◆ What to produce
Locate all lines in the data below that hold "triangle" and show them.

+++ Data supplied +++

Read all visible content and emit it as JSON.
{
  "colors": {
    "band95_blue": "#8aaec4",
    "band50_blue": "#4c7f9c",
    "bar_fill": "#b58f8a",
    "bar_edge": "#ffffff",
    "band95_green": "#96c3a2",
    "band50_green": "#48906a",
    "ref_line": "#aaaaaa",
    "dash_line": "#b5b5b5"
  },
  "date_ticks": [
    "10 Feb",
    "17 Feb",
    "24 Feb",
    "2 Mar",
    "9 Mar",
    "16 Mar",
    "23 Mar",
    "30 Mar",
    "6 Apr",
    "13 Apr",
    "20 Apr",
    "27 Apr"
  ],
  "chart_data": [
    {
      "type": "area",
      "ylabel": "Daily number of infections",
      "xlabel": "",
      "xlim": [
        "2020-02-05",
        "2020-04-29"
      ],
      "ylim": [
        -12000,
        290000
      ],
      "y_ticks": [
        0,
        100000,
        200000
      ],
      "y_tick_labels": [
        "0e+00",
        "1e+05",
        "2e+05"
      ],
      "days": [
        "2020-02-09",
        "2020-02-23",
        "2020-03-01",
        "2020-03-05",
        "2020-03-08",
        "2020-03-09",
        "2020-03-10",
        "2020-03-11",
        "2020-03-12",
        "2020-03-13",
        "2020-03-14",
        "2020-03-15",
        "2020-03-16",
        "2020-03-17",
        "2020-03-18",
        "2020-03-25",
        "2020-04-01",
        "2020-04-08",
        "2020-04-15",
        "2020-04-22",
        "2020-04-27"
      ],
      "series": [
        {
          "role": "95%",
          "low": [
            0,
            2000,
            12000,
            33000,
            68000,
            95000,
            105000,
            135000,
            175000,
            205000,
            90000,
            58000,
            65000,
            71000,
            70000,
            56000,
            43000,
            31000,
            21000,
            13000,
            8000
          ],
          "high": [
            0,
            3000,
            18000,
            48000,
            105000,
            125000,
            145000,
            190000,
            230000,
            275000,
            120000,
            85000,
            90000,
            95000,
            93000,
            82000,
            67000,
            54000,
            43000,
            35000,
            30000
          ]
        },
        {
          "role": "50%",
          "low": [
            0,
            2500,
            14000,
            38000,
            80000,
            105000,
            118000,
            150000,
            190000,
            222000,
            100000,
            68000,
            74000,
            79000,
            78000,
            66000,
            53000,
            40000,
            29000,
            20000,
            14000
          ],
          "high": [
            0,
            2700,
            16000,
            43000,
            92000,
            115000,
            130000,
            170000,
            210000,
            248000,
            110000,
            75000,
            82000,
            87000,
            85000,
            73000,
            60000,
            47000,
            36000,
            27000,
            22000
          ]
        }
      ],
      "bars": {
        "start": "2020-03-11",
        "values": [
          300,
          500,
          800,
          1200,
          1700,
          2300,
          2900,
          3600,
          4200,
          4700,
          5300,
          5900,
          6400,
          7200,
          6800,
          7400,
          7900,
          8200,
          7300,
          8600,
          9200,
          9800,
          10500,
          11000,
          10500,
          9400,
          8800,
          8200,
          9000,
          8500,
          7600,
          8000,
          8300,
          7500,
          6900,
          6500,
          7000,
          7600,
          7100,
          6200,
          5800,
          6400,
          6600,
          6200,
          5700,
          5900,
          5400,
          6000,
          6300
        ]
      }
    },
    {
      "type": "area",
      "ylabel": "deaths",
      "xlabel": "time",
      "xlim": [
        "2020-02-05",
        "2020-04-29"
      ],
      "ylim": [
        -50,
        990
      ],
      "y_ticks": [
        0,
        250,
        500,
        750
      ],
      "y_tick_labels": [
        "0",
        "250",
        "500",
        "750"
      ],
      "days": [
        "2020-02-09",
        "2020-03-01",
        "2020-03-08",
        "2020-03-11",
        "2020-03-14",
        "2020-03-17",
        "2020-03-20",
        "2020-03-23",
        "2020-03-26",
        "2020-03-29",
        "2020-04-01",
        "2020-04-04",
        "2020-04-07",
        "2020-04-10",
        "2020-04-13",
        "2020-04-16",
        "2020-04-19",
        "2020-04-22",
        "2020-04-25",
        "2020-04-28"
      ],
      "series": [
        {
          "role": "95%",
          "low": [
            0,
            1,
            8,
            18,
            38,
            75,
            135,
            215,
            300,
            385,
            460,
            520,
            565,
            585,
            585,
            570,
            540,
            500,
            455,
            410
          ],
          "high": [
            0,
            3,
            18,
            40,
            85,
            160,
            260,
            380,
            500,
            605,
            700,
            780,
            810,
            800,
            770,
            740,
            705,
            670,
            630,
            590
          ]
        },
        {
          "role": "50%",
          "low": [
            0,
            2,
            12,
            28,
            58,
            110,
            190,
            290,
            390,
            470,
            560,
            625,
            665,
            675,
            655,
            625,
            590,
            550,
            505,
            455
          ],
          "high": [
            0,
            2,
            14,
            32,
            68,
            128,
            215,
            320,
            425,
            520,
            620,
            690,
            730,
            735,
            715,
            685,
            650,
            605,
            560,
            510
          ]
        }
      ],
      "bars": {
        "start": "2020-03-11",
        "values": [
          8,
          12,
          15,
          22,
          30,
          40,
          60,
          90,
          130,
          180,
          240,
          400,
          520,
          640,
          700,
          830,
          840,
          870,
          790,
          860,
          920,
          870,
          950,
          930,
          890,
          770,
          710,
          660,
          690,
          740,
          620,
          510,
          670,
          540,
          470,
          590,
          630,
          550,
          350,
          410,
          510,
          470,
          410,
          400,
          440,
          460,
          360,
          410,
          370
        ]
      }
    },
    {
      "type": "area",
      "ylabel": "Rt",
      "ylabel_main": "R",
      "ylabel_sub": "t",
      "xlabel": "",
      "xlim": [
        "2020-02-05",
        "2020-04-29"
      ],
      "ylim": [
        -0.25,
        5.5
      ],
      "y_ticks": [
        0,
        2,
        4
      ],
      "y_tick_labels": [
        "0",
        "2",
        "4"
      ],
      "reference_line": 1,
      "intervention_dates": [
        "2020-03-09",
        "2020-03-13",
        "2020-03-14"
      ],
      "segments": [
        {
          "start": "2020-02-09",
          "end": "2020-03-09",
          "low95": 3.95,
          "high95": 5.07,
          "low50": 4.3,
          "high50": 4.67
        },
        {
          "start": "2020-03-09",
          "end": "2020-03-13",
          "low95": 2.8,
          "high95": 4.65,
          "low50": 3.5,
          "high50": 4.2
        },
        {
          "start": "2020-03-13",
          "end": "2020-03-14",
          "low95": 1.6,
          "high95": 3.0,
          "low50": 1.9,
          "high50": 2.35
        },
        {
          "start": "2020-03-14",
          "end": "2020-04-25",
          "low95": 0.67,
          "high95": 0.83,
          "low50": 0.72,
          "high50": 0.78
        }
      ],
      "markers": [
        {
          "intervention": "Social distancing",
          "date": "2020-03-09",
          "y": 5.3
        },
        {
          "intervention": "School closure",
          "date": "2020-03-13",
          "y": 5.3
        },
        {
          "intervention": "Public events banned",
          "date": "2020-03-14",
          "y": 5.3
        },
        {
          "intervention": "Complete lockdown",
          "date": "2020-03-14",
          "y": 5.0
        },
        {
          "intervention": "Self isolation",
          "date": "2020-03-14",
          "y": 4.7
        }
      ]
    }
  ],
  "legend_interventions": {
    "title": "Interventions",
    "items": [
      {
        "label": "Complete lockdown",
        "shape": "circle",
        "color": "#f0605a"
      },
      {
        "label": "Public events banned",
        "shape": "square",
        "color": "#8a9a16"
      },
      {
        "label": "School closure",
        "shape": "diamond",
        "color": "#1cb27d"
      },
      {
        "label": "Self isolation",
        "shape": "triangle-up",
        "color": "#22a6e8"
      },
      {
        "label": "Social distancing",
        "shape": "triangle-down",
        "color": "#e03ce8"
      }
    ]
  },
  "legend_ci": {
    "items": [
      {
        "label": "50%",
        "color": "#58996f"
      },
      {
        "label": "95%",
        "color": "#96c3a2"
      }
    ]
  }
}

+++

◆ Exercise response
        "shape": "triangle-up",
        "shape": "triangle-down",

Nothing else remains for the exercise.